Service enhancements were associated with a small increase in costs per incident.


The results were underwhelming. Rather than reducing the number of face-to-face sessions required, the intervention group actually received more than the control arm. Likewise in terms of outcomes there was no difference between the two arms in terms of CES-D or in terms of QALYs. The authors point towards the sensitivity analyses for positives; in particular in relation to how different perspective may effect costs. Personally, I was not convinced by these.

There are suggestions for why there may not have been any effect, these include:

  1. Self-help book may have contaminated usual care group
    • Although the ‘enhanced usual care’ has potential for contamination, in this instance, I do not think we can give this much credence given how few people actually said they had looked at the book (the authors acknowledge this)
  2. Low adherence
    • The authors suggest that improved adherence could have led to larger clinical effects and thus better cost-effectiveness results. There are issues with this. First, adherence was incredibly low. It is important to consider the generalisability to the wider context. That is, how would the results be reflected in the real word setting? Trials tend to be ‘perfect patients’ and consequently it is usual to see much poorer adherence in the real world setting than in trials. It would therefore be highly unexpected to see better adherence outside the trial. Second, one of the sensitivity analyses examined only those who completed more than 3/5 of the sessions, that is, those with the best adherence. The incremental costs in this group were in fact even greater, but with only slightly improved outcomes. This did not have any significant impact on cost-effectiveness analysis results.

So where does this leave us?

Well, both arms improved significantly in terms of clinical effects which suggests that face-to-face treatment for major depression is effective. The issue is the six weeks of waiting to get face-to-face treatment. There is no evidence to suggest that this intervention works in terms of reducing costs or the 12 month outcomes. What would have been interesting would have been if the authors had presented the outcome data from immediately after the intervention period, that is, to see if the intervention had led to any short term, immediate improvement in outcomes prior to face-to-face treatment. The fact that this data was not presented suggests however that there probably were no improvements.

People with major depression having to wait six weeks for face-to-face treatment is clearly an issue. This intervention in its current form however does not appear to be the answer. Given the apparent effectiveness of standard treatment, there should be increasing pressure on reducing the waiting times for treatments.

There appeared to be little difference between the intervention and usual care.

There appeared to be little difference between the intervention and usual care.


  • Long waiting times exist for treatment for major depression
  • Internet-based self-help interventions can be designed to make use of this waiting time
  • This trial compared an Internet-based problem-solving guided self-help treatment enhanced usual care
  • The Internet-based treatment had little impact in terms of costs or effectiveness.


Primary paper

Kolovos S, Kenter RMF, Bosmans JE, Beekman ATF, Cuijpers P, Kok RN, van Straten A. (2016) Economic evaluation of Internet-based problem-solving guided self-help treatment in comparison with enhanced usual care for depressed outpatients waiting for face-to-face treatment: A randomized controlled trial, Journal of Affective Disorders, Volume 200, August 2016, Pages 284-292, ISSN 0165-0327.

Other references

Andersson G, Cuijpers P. (2009) Internet-based and other computerized psychological treatments for adult depression: a meta-analysis. Cognit. Behav. Ther. 38, 196–205.

Cuijpers P, Donker T, Johansson R, Mohr DC, van Straten A, Andersson G. (2011) Self-guided psychological treatment for depressive symptoms: a meta-analysis. PLoS One 6, e21274.

Richards D, Richardson T. (2012) Computer-based psychological treatments for depression: a systematic review and meta-analysis. Clin. Psychol. Rev. 32, 329–342.

━━━

Work instructions
• a. Return the section of the review that begins at "Andersson G, Cuijpers" and stops after "Rev. 32, 329–342.", copied word for word.
• b. According to the review, how long do people with major depression have to wait for face-to-face treatment?

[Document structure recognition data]

━━━

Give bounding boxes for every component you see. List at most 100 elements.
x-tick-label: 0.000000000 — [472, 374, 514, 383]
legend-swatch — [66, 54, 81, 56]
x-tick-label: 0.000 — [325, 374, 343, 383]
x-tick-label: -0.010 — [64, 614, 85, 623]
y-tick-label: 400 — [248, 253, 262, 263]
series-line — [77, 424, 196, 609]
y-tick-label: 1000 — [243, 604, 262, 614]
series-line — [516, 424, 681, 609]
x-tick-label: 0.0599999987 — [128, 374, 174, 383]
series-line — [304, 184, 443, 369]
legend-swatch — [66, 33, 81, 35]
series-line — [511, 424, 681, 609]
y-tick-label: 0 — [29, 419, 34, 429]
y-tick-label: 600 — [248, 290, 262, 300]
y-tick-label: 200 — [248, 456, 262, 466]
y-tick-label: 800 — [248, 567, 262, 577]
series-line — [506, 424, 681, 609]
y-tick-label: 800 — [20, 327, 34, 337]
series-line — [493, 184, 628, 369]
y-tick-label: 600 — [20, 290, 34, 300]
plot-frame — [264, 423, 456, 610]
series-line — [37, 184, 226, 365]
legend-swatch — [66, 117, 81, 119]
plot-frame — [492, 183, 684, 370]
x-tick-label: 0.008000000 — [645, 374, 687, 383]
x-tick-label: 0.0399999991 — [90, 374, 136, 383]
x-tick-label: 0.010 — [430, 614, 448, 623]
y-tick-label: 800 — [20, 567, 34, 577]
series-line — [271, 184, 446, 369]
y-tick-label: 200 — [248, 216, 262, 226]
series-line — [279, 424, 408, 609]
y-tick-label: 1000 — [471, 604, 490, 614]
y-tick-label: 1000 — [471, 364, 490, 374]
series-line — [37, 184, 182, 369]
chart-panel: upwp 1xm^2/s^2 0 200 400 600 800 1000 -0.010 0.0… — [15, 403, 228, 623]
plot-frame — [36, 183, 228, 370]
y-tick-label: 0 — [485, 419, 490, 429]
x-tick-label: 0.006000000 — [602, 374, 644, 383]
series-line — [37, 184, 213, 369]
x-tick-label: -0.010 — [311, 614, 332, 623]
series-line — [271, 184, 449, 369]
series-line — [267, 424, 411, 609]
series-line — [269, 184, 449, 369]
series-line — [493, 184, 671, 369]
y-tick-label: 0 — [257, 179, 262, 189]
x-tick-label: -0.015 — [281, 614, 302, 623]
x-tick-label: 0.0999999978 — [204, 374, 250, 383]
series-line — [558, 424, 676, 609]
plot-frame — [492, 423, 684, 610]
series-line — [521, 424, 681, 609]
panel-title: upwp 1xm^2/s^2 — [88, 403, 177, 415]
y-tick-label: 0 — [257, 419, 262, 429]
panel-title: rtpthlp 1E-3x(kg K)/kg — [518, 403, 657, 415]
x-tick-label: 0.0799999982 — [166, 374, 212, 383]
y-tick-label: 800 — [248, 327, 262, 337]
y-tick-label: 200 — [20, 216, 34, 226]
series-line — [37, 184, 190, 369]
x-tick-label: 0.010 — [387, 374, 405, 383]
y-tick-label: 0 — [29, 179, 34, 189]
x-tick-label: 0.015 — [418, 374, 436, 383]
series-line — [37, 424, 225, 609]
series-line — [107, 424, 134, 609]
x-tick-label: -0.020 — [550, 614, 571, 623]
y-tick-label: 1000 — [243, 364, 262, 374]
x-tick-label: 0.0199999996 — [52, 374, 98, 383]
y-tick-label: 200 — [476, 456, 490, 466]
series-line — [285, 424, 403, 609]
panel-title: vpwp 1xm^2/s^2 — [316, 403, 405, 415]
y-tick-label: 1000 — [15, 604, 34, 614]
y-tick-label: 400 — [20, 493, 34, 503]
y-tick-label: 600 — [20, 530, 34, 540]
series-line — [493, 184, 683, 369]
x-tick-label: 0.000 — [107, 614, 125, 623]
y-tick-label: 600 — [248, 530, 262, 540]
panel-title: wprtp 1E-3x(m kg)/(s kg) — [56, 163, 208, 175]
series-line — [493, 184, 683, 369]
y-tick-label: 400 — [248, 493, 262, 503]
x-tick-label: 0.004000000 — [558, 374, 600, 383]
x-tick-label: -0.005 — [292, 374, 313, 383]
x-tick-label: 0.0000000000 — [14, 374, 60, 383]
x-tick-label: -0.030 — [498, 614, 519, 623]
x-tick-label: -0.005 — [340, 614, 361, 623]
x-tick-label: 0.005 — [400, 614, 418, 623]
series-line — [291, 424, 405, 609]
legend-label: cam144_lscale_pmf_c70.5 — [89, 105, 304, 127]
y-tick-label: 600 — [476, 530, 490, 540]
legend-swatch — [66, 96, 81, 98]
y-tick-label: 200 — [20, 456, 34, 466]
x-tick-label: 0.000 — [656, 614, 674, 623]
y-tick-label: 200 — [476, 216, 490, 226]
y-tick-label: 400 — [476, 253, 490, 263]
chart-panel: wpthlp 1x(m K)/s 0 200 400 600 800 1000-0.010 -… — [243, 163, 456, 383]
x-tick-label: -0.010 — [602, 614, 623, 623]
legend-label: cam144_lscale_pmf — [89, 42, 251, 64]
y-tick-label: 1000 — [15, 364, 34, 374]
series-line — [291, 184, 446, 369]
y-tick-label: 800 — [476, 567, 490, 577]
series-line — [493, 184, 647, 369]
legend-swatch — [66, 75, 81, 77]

━━━

Solutions to each task
• a.
Andersson G, Cuijpers P. (2009) Internet-based and other computerized psychological treatments for adult depression: a meta-analysis. Cognit. Behav. Ther. 38, 196–205.

Cuijpers P, Donker T, Johansson R, Mohr DC, van Straten A, Andersson G. (2011) Self-guided psychological treatment for depressive symptoms: a meta-analysis. PLoS One 6, e21274.

Richards D, Richardson T. (2012) Computer-based psychological treatments for depression: a systematic review and meta-analysis. Clin. Psychol. Rev. 32, 329–342.

• b. Six weeks.